[Data records]
— Begin —

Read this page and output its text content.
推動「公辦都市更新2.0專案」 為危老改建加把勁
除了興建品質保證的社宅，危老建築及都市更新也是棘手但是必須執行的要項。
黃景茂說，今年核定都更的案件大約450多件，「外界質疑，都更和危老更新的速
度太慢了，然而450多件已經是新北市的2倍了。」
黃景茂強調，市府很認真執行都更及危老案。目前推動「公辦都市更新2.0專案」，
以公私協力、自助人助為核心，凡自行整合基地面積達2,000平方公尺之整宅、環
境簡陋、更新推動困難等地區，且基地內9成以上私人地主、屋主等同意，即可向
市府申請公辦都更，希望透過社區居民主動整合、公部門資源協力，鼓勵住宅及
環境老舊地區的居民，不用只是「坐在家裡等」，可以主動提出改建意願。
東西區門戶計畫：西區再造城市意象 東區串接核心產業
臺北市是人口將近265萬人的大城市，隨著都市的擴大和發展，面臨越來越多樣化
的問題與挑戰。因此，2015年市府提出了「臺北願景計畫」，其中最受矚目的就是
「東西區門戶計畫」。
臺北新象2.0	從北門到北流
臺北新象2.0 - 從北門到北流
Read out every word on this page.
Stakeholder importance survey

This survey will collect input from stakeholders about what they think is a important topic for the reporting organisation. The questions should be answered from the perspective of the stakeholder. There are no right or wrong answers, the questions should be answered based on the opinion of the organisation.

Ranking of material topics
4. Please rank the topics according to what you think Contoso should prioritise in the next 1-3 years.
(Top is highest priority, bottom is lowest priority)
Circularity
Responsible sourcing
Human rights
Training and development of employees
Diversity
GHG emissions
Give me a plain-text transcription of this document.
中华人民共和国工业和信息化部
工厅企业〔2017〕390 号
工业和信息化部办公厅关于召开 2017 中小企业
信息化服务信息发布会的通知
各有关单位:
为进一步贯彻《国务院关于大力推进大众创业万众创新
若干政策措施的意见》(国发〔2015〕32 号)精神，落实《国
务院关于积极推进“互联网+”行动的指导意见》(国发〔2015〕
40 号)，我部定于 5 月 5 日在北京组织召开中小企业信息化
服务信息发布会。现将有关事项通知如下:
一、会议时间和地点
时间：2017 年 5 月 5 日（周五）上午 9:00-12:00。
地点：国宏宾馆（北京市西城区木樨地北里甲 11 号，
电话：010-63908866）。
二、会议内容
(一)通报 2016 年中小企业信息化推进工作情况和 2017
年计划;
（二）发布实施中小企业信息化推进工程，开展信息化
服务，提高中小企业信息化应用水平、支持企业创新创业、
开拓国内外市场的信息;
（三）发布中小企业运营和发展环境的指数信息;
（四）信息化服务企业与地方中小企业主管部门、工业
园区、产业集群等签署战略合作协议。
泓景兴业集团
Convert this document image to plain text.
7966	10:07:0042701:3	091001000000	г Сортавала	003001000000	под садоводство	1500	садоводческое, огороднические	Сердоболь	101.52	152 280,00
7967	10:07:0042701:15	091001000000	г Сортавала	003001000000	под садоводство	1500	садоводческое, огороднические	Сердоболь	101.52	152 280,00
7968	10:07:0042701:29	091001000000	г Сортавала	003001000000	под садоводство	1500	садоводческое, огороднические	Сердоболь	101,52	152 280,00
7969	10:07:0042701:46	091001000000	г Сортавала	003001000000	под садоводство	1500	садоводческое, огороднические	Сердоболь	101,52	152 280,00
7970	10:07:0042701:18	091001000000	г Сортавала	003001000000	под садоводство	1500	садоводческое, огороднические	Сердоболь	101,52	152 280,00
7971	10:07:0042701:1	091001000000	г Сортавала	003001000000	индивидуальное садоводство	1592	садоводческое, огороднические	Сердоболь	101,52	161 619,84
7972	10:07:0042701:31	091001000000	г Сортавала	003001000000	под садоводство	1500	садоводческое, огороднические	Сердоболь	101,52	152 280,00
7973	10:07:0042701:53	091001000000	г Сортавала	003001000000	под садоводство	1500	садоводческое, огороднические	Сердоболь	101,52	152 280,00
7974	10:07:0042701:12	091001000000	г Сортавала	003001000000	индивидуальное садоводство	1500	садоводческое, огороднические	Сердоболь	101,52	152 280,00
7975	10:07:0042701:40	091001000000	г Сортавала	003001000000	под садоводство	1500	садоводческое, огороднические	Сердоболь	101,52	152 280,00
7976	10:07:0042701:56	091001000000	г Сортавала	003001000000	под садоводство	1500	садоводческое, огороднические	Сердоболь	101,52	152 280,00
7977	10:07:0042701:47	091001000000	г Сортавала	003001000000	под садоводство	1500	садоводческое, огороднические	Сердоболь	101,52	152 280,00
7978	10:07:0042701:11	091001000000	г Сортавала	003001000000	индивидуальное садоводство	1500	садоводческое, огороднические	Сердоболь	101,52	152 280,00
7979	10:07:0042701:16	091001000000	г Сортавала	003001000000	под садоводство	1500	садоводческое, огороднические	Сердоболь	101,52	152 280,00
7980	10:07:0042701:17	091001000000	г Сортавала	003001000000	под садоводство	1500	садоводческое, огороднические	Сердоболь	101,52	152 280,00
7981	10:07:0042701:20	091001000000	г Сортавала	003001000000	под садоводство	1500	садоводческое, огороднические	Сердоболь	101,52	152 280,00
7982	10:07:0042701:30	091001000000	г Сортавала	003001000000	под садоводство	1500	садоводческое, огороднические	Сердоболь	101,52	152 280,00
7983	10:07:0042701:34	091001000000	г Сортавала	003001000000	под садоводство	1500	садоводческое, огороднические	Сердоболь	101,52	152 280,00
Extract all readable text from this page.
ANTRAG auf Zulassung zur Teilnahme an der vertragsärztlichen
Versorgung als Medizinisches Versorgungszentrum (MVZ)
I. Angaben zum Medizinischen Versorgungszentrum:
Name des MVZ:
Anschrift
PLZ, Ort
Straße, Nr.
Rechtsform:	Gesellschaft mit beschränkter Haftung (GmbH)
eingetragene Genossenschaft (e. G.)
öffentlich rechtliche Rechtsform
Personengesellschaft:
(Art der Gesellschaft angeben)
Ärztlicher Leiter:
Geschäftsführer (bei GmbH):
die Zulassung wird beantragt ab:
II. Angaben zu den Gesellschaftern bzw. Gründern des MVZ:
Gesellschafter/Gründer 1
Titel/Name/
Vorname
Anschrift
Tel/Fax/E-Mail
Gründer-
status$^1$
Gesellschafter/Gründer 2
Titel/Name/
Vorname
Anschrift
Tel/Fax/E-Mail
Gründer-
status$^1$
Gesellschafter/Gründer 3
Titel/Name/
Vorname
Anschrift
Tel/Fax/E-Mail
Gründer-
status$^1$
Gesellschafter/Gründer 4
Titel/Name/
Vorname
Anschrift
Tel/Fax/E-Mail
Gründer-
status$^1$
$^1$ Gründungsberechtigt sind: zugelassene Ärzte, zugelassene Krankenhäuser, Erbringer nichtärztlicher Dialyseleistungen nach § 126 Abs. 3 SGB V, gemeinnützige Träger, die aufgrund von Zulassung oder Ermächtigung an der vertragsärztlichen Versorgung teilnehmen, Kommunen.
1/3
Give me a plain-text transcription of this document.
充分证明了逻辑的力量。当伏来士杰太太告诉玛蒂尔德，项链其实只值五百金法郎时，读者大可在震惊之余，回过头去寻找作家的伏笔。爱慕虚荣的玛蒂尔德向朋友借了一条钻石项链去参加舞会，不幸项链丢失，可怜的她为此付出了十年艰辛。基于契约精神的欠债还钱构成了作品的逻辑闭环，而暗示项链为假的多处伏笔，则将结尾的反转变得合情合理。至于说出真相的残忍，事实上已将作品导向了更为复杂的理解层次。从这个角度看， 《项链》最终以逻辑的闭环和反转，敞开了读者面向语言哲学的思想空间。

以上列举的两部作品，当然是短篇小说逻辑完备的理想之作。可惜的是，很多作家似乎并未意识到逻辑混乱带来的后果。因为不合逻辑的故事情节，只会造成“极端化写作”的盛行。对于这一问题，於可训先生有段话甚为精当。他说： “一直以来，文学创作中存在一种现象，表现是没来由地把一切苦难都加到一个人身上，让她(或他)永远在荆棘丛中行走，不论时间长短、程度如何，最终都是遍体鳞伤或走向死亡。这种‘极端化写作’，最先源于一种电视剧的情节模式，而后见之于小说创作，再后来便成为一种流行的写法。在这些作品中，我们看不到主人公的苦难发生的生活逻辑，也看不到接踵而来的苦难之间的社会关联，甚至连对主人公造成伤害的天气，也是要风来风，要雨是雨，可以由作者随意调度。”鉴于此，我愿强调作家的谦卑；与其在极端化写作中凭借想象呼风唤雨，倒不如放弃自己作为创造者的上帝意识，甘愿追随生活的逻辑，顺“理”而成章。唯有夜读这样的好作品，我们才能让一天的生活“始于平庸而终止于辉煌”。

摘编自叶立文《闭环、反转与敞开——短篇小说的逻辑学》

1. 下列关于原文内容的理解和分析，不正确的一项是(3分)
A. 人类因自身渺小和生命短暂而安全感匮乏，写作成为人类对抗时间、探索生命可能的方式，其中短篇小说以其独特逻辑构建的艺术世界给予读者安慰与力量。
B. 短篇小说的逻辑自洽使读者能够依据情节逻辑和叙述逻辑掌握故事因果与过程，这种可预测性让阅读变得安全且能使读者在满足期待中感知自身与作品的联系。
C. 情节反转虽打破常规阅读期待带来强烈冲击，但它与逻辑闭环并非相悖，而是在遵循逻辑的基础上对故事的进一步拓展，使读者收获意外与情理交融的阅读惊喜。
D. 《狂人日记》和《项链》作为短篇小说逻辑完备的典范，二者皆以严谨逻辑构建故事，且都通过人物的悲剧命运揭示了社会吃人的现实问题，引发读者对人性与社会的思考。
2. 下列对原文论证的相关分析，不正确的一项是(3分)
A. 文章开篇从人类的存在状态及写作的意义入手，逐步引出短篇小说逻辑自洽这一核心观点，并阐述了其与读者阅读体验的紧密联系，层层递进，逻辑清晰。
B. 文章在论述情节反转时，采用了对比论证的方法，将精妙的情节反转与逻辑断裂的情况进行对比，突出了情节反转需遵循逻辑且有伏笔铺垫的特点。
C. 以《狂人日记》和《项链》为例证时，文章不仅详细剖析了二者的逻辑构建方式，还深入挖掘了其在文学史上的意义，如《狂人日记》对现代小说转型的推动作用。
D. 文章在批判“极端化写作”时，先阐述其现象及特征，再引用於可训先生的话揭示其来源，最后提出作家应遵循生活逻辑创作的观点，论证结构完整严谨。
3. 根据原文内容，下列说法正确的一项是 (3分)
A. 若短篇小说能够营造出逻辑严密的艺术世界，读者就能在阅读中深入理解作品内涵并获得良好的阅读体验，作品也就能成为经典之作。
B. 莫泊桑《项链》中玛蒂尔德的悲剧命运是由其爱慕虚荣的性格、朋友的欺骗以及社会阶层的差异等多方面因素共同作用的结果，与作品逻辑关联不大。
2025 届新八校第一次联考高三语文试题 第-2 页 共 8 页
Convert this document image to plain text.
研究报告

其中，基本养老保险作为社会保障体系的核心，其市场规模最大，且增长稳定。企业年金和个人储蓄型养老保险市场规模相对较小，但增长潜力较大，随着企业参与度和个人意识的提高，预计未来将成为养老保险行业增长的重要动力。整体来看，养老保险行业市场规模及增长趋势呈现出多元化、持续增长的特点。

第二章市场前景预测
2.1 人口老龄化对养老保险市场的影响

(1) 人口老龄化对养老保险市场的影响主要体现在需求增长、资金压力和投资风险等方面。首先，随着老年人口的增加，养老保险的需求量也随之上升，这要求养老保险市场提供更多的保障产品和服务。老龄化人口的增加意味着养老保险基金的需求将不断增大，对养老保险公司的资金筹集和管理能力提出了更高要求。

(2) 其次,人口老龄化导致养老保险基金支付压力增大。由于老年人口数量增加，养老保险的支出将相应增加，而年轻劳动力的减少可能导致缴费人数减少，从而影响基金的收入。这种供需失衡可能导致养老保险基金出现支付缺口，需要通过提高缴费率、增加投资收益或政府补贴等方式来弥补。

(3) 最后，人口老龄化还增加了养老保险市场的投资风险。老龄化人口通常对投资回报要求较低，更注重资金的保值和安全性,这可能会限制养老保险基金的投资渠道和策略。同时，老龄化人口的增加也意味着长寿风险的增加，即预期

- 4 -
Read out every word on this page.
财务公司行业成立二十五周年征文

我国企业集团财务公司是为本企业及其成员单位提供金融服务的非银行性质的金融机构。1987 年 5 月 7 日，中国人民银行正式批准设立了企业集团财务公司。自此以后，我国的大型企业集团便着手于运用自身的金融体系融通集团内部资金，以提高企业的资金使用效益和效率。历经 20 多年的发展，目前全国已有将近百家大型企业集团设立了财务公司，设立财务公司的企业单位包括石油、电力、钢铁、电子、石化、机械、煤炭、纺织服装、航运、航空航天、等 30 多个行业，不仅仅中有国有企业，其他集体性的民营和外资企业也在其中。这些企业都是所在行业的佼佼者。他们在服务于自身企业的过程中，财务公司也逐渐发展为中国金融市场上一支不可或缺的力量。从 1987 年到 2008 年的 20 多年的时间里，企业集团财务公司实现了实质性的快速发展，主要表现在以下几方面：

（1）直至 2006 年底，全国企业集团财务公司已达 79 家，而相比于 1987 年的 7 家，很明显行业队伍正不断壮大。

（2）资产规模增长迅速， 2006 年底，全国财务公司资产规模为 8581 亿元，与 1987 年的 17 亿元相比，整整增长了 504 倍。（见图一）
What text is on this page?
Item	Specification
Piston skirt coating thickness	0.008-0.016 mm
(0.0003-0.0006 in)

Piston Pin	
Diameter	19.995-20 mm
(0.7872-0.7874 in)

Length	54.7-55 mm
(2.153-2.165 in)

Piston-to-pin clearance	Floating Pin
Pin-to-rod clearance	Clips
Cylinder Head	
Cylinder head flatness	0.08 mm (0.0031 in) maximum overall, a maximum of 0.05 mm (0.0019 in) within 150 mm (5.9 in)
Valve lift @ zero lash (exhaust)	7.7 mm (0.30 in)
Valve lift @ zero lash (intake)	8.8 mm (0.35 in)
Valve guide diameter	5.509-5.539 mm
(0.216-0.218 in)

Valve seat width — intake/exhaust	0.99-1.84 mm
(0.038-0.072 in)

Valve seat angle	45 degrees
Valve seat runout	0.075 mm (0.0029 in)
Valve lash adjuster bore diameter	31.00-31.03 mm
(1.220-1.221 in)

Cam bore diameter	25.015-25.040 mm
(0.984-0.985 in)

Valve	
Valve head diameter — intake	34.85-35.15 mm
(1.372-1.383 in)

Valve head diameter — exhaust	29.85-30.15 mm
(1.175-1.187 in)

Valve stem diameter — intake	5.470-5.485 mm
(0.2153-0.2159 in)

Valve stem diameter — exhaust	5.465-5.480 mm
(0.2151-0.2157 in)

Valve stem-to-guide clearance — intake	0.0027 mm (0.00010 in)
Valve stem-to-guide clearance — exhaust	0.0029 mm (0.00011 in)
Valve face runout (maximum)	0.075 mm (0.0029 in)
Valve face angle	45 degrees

— End —

• _Exercise goal_
Identify the lines that hold the word "lift". Copy every one of them.

• _Solution_
Valve lift @ zero lash (exhaust)	7.7 mm (0.30 in)
Valve lift @ zero lash (intake)	8.8 mm (0.35 in)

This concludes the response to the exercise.